[Saved entries]
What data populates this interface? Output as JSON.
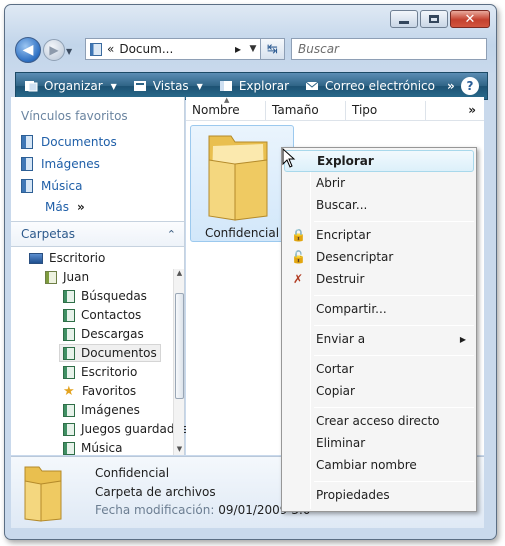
{
  "window": {
    "caption_buttons": [
      "minimize",
      "maximize",
      "close"
    ]
  },
  "nav": {
    "address_prefix": "«",
    "address_text": "Docum...",
    "address_chevron": "▸",
    "search_placeholder": "Buscar"
  },
  "toolbar": {
    "items": [
      {
        "label": "Organizar",
        "has_dropdown": true,
        "icon": "organize-icon"
      },
      {
        "label": "Vistas",
        "has_dropdown": true,
        "icon": "views-icon"
      },
      {
        "label": "Explorar",
        "has_dropdown": false,
        "icon": "explore-icon"
      },
      {
        "label": "Correo electrónico",
        "has_dropdown": false,
        "icon": "email-icon"
      }
    ],
    "more": "»",
    "help": "?"
  },
  "sidebar": {
    "favorites_header": "Vínculos favoritos",
    "favorites": [
      "Documentos",
      "Imágenes",
      "Música"
    ],
    "more_label": "Más",
    "more_glyph": "»",
    "folders_header": "Carpetas",
    "tree": [
      {
        "label": "Escritorio",
        "icon": "desktop-icon"
      },
      {
        "label": "Juan",
        "icon": "user-folder-icon"
      },
      {
        "label": "Búsquedas",
        "icon": "folder-icon"
      },
      {
        "label": "Contactos",
        "icon": "folder-icon"
      },
      {
        "label": "Descargas",
        "icon": "folder-icon"
      },
      {
        "label": "Documentos",
        "icon": "folder-icon",
        "selected": true
      },
      {
        "label": "Escritorio",
        "icon": "folder-icon"
      },
      {
        "label": "Favoritos",
        "icon": "star-icon"
      },
      {
        "label": "Imágenes",
        "icon": "folder-icon"
      },
      {
        "label": "Juegos guardados",
        "icon": "folder-icon"
      },
      {
        "label": "Música",
        "icon": "folder-icon"
      }
    ]
  },
  "columns": [
    "Nombre",
    "Tamaño",
    "Tipo"
  ],
  "columns_more": "»",
  "files": [
    {
      "label": "Confidencial",
      "icon": "folder-icon"
    }
  ],
  "context_menu": {
    "items": [
      {
        "label": "Explorar",
        "highlighted": true
      },
      {
        "label": "Abrir"
      },
      {
        "label": "Buscar..."
      },
      {
        "label": "Encriptar",
        "icon": "encrypt-lock-icon"
      },
      {
        "label": "Desencriptar",
        "icon": "decrypt-lock-icon"
      },
      {
        "label": "Destruir",
        "icon": "destroy-icon"
      },
      {
        "label": "Compartir..."
      },
      {
        "label": "Enviar a",
        "submenu": true
      },
      {
        "label": "Cortar"
      },
      {
        "label": "Copiar"
      },
      {
        "label": "Crear acceso directo"
      },
      {
        "label": "Eliminar"
      },
      {
        "label": "Cambiar nombre"
      },
      {
        "label": "Propiedades"
      }
    ]
  },
  "details": {
    "name": "Confidencial",
    "type": "Carpeta de archivos",
    "date_label": "Fecha modificación:",
    "date_value": "09/01/2009 3:0"
  },
  "colors": {
    "toolbar": "#2a6589",
    "link": "#1f5fa8",
    "menu_highlight": "#dcf0fa",
    "folder": "#f2cf6a"
  }
}
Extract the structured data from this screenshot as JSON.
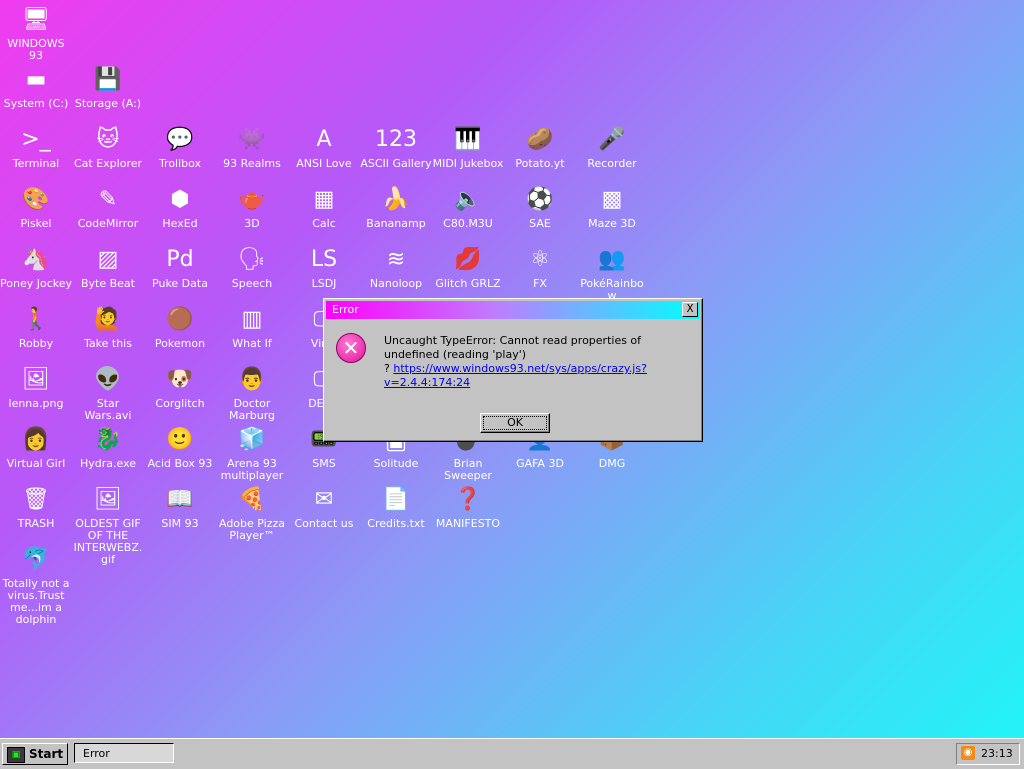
{
  "desktop": {
    "icons": [
      {
        "label": "WINDOWS 93",
        "glyph": "🖥"
      },
      {
        "label": "System (C:)",
        "glyph": "▬"
      },
      {
        "label": "Storage (A:)",
        "glyph": "💾"
      },
      {
        "label": "Terminal",
        "glyph": ">_"
      },
      {
        "label": "Cat Explorer",
        "glyph": "🐱"
      },
      {
        "label": "Trollbox",
        "glyph": "💬"
      },
      {
        "label": "93 Realms",
        "glyph": "👾"
      },
      {
        "label": "ANSI Love",
        "glyph": "A"
      },
      {
        "label": "ASCII Gallery",
        "glyph": "123"
      },
      {
        "label": "MIDI Jukebox",
        "glyph": "🎹"
      },
      {
        "label": "Potato.yt",
        "glyph": "🥔"
      },
      {
        "label": "Recorder",
        "glyph": "🎤"
      },
      {
        "label": "Piskel",
        "glyph": "🎨"
      },
      {
        "label": "CodeMirror",
        "glyph": "✎"
      },
      {
        "label": "HexEd",
        "glyph": "⬢"
      },
      {
        "label": "3D",
        "glyph": "🫖"
      },
      {
        "label": "Calc",
        "glyph": "▦"
      },
      {
        "label": "Bananamp",
        "glyph": "🍌"
      },
      {
        "label": "C80.M3U",
        "glyph": "🔈"
      },
      {
        "label": "SAE",
        "glyph": "⚽"
      },
      {
        "label": "Maze 3D",
        "glyph": "▩"
      },
      {
        "label": "Poney Jockey",
        "glyph": "🦄"
      },
      {
        "label": "Byte Beat",
        "glyph": "▨"
      },
      {
        "label": "Puke Data",
        "glyph": "Pd"
      },
      {
        "label": "Speech",
        "glyph": "🗣"
      },
      {
        "label": "LSDJ",
        "glyph": "LS"
      },
      {
        "label": "Nanoloop",
        "glyph": "≋"
      },
      {
        "label": "Glitch GRLZ",
        "glyph": "💋"
      },
      {
        "label": "FX",
        "glyph": "⚛"
      },
      {
        "label": "PokéRainbow",
        "glyph": "👥"
      },
      {
        "label": "Robby",
        "glyph": "🚶"
      },
      {
        "label": "Take this",
        "glyph": "🙋"
      },
      {
        "label": "Pokemon",
        "glyph": "🟤"
      },
      {
        "label": "What If",
        "glyph": "▥"
      },
      {
        "label": "Virtu",
        "glyph": "🖵"
      },
      {
        "label": "lenna.png",
        "glyph": "🖼"
      },
      {
        "label": "Star Wars.avi",
        "glyph": "👽"
      },
      {
        "label": "Corglitch",
        "glyph": "🐶"
      },
      {
        "label": "Doctor Marburg",
        "glyph": "👨"
      },
      {
        "label": "DERG",
        "glyph": "🖵"
      },
      {
        "label": "Virtual Girl",
        "glyph": "👩"
      },
      {
        "label": "Hydra.exe",
        "glyph": "🐉"
      },
      {
        "label": "Acid Box 93",
        "glyph": "🙂"
      },
      {
        "label": "Arena 93 multiplayer",
        "glyph": "🧊"
      },
      {
        "label": "SMS",
        "glyph": "📟"
      },
      {
        "label": "Solitude",
        "glyph": "🂠"
      },
      {
        "label": "Brian Sweeper",
        "glyph": "💣"
      },
      {
        "label": "GAFA 3D",
        "glyph": "👤"
      },
      {
        "label": "DMG",
        "glyph": "📦"
      },
      {
        "label": "TRASH",
        "glyph": "🗑"
      },
      {
        "label": "OLDEST GIF OF THE INTERWEBZ.gif",
        "glyph": "🖼"
      },
      {
        "label": "SIM 93",
        "glyph": "📖"
      },
      {
        "label": "Adobe Pizza Player™",
        "glyph": "🍕"
      },
      {
        "label": "Contact us",
        "glyph": "✉"
      },
      {
        "label": "Credits.txt",
        "glyph": "📄"
      },
      {
        "label": "MANIFESTO",
        "glyph": "❓"
      },
      {
        "label": "Totally not a virus.Trust me...im a dolphin",
        "glyph": "🐬"
      }
    ]
  },
  "dialog": {
    "title": "Error",
    "close_label": "X",
    "message": "Uncaught TypeError: Cannot read properties of undefined (reading 'play')",
    "prefix": "?",
    "link": "https://www.windows93.net/sys/apps/crazy.js?v=2.4.4:174:24",
    "ok_label": "OK",
    "icon": "error-icon"
  },
  "taskbar": {
    "start_label": "Start",
    "task_label": "Error",
    "clock": "23:13"
  },
  "colors": {
    "titlebar_start": "#ff00ff",
    "titlebar_end": "#00ffff",
    "error_icon": "#e0139b"
  }
}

Work order:
A verbatim transcription of the records, pictures excluded, is the required output.

Task answer:
What data populates this interface? Output as JSON.
{
  "window": {
    "caption_buttons": [
      "minimize",
      "maximize",
      "close"
    ]
  },
  "nav": {
    "address_prefix": "«",
    "address_text": "Docum...",
    "address_chevron": "▸",
    "search_placeholder": "Buscar"
  },
  "toolbar": {
    "items": [
      {
        "label": "Organizar",
        "has_dropdown": true,
        "icon": "organize-icon"
      },
      {
        "label": "Vistas",
        "has_dropdown": true,
        "icon": "views-icon"
      },
      {
        "label": "Explorar",
        "has_dropdown": false,
        "icon": "explore-icon"
      },
      {
        "label": "Correo electrónico",
        "has_dropdown": false,
        "icon": "email-icon"
      }
    ],
    "more": "»",
    "help": "?"
  },
  "sidebar": {
    "favorites_header": "Vínculos favoritos",
    "favorites": [
      "Documentos",
      "Imágenes",
      "Música"
    ],
    "more_label": "Más",
    "more_glyph": "»",
    "folders_header": "Carpetas",
    "tree": [
      {
        "label": "Escritorio",
        "icon": "desktop-icon"
      },
      {
        "label": "Juan",
        "icon": "user-folder-icon"
      },
      {
        "label": "Búsquedas",
        "icon": "folder-icon"
      },
      {
        "label": "Contactos",
        "icon": "folder-icon"
      },
      {
        "label": "Descargas",
        "icon": "folder-icon"
      },
      {
        "label": "Documentos",
        "icon": "folder-icon",
        "selected": true
      },
      {
        "label": "Escritorio",
        "icon": "folder-icon"
      },
      {
        "label": "Favoritos",
        "icon": "star-icon"
      },
      {
        "label": "Imágenes",
        "icon": "folder-icon"
      },
      {
        "label": "Juegos guardados",
        "icon": "folder-icon"
      },
      {
        "label": "Música",
        "icon": "folder-icon"
      }
    ]
  },
  "columns": [
    "Nombre",
    "Tamaño",
    "Tipo"
  ],
  "columns_more": "»",
  "files": [
    {
      "label": "Confidencial",
      "icon": "folder-icon"
    }
  ],
  "context_menu": {
    "items": [
      {
        "label": "Explorar",
        "highlighted": true
      },
      {
        "label": "Abrir"
      },
      {
        "label": "Buscar..."
      },
      {
        "label": "Encriptar",
        "icon": "encrypt-lock-icon"
      },
      {
        "label": "Desencriptar",
        "icon": "decrypt-lock-icon"
      },
      {
        "label": "Destruir",
        "icon": "destroy-icon"
      },
      {
        "label": "Compartir..."
      },
      {
        "label": "Enviar a",
        "submenu": true
      },
      {
        "label": "Cortar"
      },
      {
        "label": "Copiar"
      },
      {
        "label": "Crear acceso directo"
      },
      {
        "label": "Eliminar"
      },
      {
        "label": "Cambiar nombre"
      },
      {
        "label": "Propiedades"
      }
    ]
  },
  "details": {
    "name": "Confidencial",
    "type": "Carpeta de archivos",
    "date_label": "Fecha modificación:",
    "date_value": "09/01/2009 3:0"
  },
  "colors": {
    "toolbar": "#2a6589",
    "link": "#1f5fa8",
    "menu_highlight": "#dcf0fa",
    "folder": "#f2cf6a"
  }
}
Extract the structured data from this screenshot as JSON.
{
  "desktop": {
    "icons": [
      {
        "label": "WINDOWS 93",
        "glyph": "🖥"
      },
      {
        "label": "System (C:)",
        "glyph": "▬"
      },
      {
        "label": "Storage (A:)",
        "glyph": "💾"
      },
      {
        "label": "Terminal",
        "glyph": ">_"
      },
      {
        "label": "Cat Explorer",
        "glyph": "🐱"
      },
      {
        "label": "Trollbox",
        "glyph": "💬"
      },
      {
        "label": "93 Realms",
        "glyph": "👾"
      },
      {
        "label": "ANSI Love",
        "glyph": "A"
      },
      {
        "label": "ASCII Gallery",
        "glyph": "123"
      },
      {
        "label": "MIDI Jukebox",
        "glyph": "🎹"
      },
      {
        "label": "Potato.yt",
        "glyph": "🥔"
      },
      {
        "label": "Recorder",
        "glyph": "🎤"
      },
      {
        "label": "Piskel",
        "glyph": "🎨"
      },
      {
        "label": "CodeMirror",
        "glyph": "✎"
      },
      {
        "label": "HexEd",
        "glyph": "⬢"
      },
      {
        "label": "3D",
        "glyph": "🫖"
      },
      {
        "label": "Calc",
        "glyph": "▦"
      },
      {
        "label": "Bananamp",
        "glyph": "🍌"
      },
      {
        "label": "C80.M3U",
        "glyph": "🔈"
      },
      {
        "label": "SAE",
        "glyph": "⚽"
      },
      {
        "label": "Maze 3D",
        "glyph": "▩"
      },
      {
        "label": "Poney Jockey",
        "glyph": "🦄"
      },
      {
        "label": "Byte Beat",
        "glyph": "▨"
      },
      {
        "label": "Puke Data",
        "glyph": "Pd"
      },
      {
        "label": "Speech",
        "glyph": "🗣"
      },
      {
        "label": "LSDJ",
        "glyph": "LS"
      },
      {
        "label": "Nanoloop",
        "glyph": "≋"
      },
      {
        "label": "Glitch GRLZ",
        "glyph": "💋"
      },
      {
        "label": "FX",
        "glyph": "⚛"
      },
      {
        "label": "PokéRainbow",
        "glyph": "👥"
      },
      {
        "label": "Robby",
        "glyph": "🚶"
      },
      {
        "label": "Take this",
        "glyph": "🙋"
      },
      {
        "label": "Pokemon",
        "glyph": "🟤"
      },
      {
        "label": "What If",
        "glyph": "▥"
      },
      {
        "label": "Virtu",
        "glyph": "🖵"
      },
      {
        "label": "lenna.png",
        "glyph": "🖼"
      },
      {
        "label": "Star Wars.avi",
        "glyph": "👽"
      },
      {
        "label": "Corglitch",
        "glyph": "🐶"
      },
      {
        "label": "Doctor Marburg",
        "glyph": "👨"
      },
      {
        "label": "DERG",
        "glyph": "🖵"
      },
      {
        "label": "Virtual Girl",
        "glyph": "👩"
      },
      {
        "label": "Hydra.exe",
        "glyph": "🐉"
      },
      {
        "label": "Acid Box 93",
        "glyph": "🙂"
      },
      {
        "label": "Arena 93 multiplayer",
        "glyph": "🧊"
      },
      {
        "label": "SMS",
        "glyph": "📟"
      },
      {
        "label": "Solitude",
        "glyph": "🂠"
      },
      {
        "label": "Brian Sweeper",
        "glyph": "💣"
      },
      {
        "label": "GAFA 3D",
        "glyph": "👤"
      },
      {
        "label": "DMG",
        "glyph": "📦"
      },
      {
        "label": "TRASH",
        "glyph": "🗑"
      },
      {
        "label": "OLDEST GIF OF THE INTERWEBZ.gif",
        "glyph": "🖼"
      },
      {
        "label": "SIM 93",
        "glyph": "📖"
      },
      {
        "label": "Adobe Pizza Player™",
        "glyph": "🍕"
      },
      {
        "label": "Contact us",
        "glyph": "✉"
      },
      {
        "label": "Credits.txt",
        "glyph": "📄"
      },
      {
        "label": "MANIFESTO",
        "glyph": "❓"
      },
      {
        "label": "Totally not a virus.Trust me...im a dolphin",
        "glyph": "🐬"
      }
    ]
  },
  "dialog": {
    "title": "Error",
    "close_label": "X",
    "message": "Uncaught TypeError: Cannot read properties of undefined (reading 'play')",
    "prefix": "?",
    "link": "https://www.windows93.net/sys/apps/crazy.js?v=2.4.4:174:24",
    "ok_label": "OK",
    "icon": "error-icon"
  },
  "taskbar": {
    "start_label": "Start",
    "task_label": "Error",
    "clock": "23:13"
  },
  "colors": {
    "titlebar_start": "#ff00ff",
    "titlebar_end": "#00ffff",
    "error_icon": "#e0139b"
  }
}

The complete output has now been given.